[Records from a data source]
START
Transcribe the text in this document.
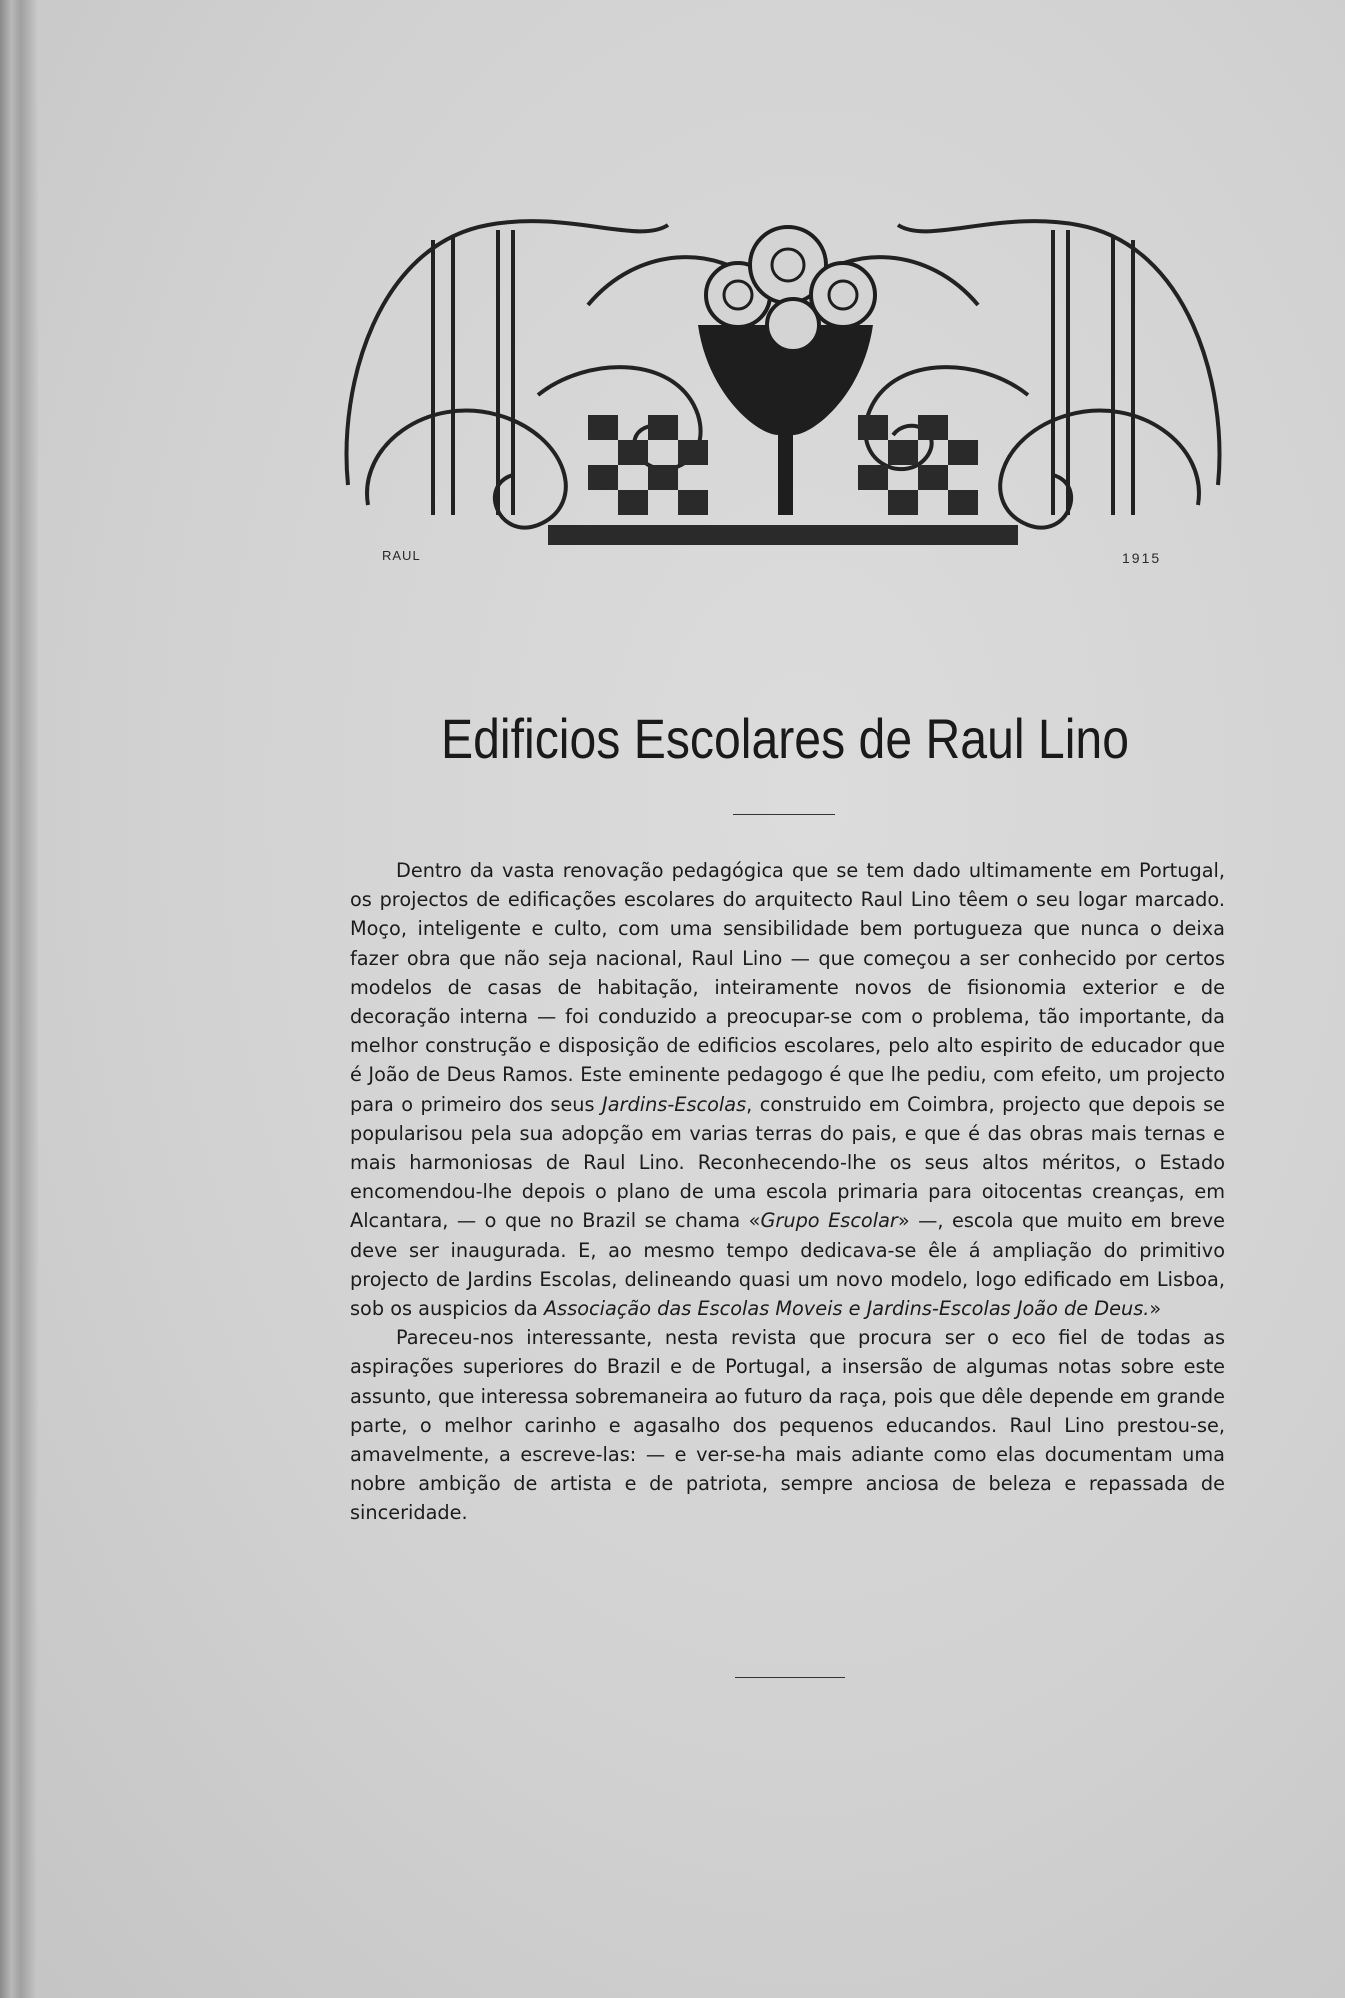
RAUL	1915
Edificios Escolares de Raul Lino

Dentro da vasta renovação pedagógica que se tem dado ultimamente em Portugal, os projectos de edificações escolares do arquitecto Raul Lino têem o seu logar marcado. Moço, inteligente e culto, com uma sensibilidade bem portugueza que nunca o deixa fazer obra que não seja nacional, Raul Lino — que começou a ser conhecido por certos modelos de casas de habitação, inteiramente novos de fisionomia exterior e de decoração interna — foi conduzido a preocupar-se com o problema, tão importante, da melhor construção e disposição de edificios escolares, pelo alto espirito de educador que é João de Deus Ramos. Este eminente pedagogo é que lhe pediu, com efeito, um projecto para o primeiro dos seus Jardins-Escolas, construido em Coimbra, projecto que depois se popularisou pela sua adopção em varias terras do pais, e que é das obras mais ternas e mais harmoniosas de Raul Lino. Reconhecendo-lhe os seus altos méritos, o Estado encomendou-lhe depois o plano de uma escola primaria para oitocentas creanças, em Alcantara, — o que no Brazil se chama «Grupo Escolar» —, escola que muito em breve deve ser inaugurada. E, ao mesmo tempo dedicava-se êle á ampliação do primitivo projecto de Jardins Escolas, delineando quasi um novo modelo, logo edificado em Lisboa, sob os auspicios da Associação das Escolas Moveis e Jardins-Escolas João de Deus.»

Pareceu-nos interessante, nesta revista que procura ser o eco fiel de todas as aspirações superiores do Brazil e de Portugal, a insersão de algumas notas sobre este assunto, que interessa sobremaneira ao futuro da raça, pois que dêle depende em grande parte, o melhor carinho e agasalho dos pequenos educandos. Raul Lino prestou-se, amavelmente, a escreve-las: — e ver-se-ha mais adiante como elas documentam uma nobre ambição de artista e de patriota, sempre anciosa de beleza e repassada de sinceridade.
END
**AIM OF THE TASK:**
Retype the entries word for word. Omit any images.

**EXERCISE ANSWER:**
Transcribe the text in this document.
RAUL	1915
Edificios Escolares de Raul Lino

Dentro da vasta renovação pedagógica que se tem dado ultimamente em Portugal, os projectos de edificações escolares do arquitecto Raul Lino têem o seu logar marcado. Moço, inteligente e culto, com uma sensibilidade bem portugueza que nunca o deixa fazer obra que não seja nacional, Raul Lino — que começou a ser conhecido por certos modelos de casas de habitação, inteiramente novos de fisionomia exterior e de decoração interna — foi conduzido a preocupar-se com o problema, tão importante, da melhor construção e disposição de edificios escolares, pelo alto espirito de educador que é João de Deus Ramos. Este eminente pedagogo é que lhe pediu, com efeito, um projecto para o primeiro dos seus Jardins-Escolas, construido em Coimbra, projecto que depois se popularisou pela sua adopção em varias terras do pais, e que é das obras mais ternas e mais harmoniosas de Raul Lino. Reconhecendo-lhe os seus altos méritos, o Estado encomendou-lhe depois o plano de uma escola primaria para oitocentas creanças, em Alcantara, — o que no Brazil se chama «Grupo Escolar» —, escola que muito em breve deve ser inaugurada. E, ao mesmo tempo dedicava-se êle á ampliação do primitivo projecto de Jardins Escolas, delineando quasi um novo modelo, logo edificado em Lisboa, sob os auspicios da Associação das Escolas Moveis e Jardins-Escolas João de Deus.»

Pareceu-nos interessante, nesta revista que procura ser o eco fiel de todas as aspirações superiores do Brazil e de Portugal, a insersão de algumas notas sobre este assunto, que interessa sobremaneira ao futuro da raça, pois que dêle depende em grande parte, o melhor carinho e agasalho dos pequenos educandos. Raul Lino prestou-se, amavelmente, a escreve-las: — e ver-se-ha mais adiante como elas documentam uma nobre ambição de artista e de patriota, sempre anciosa de beleza e repassada de sinceridade.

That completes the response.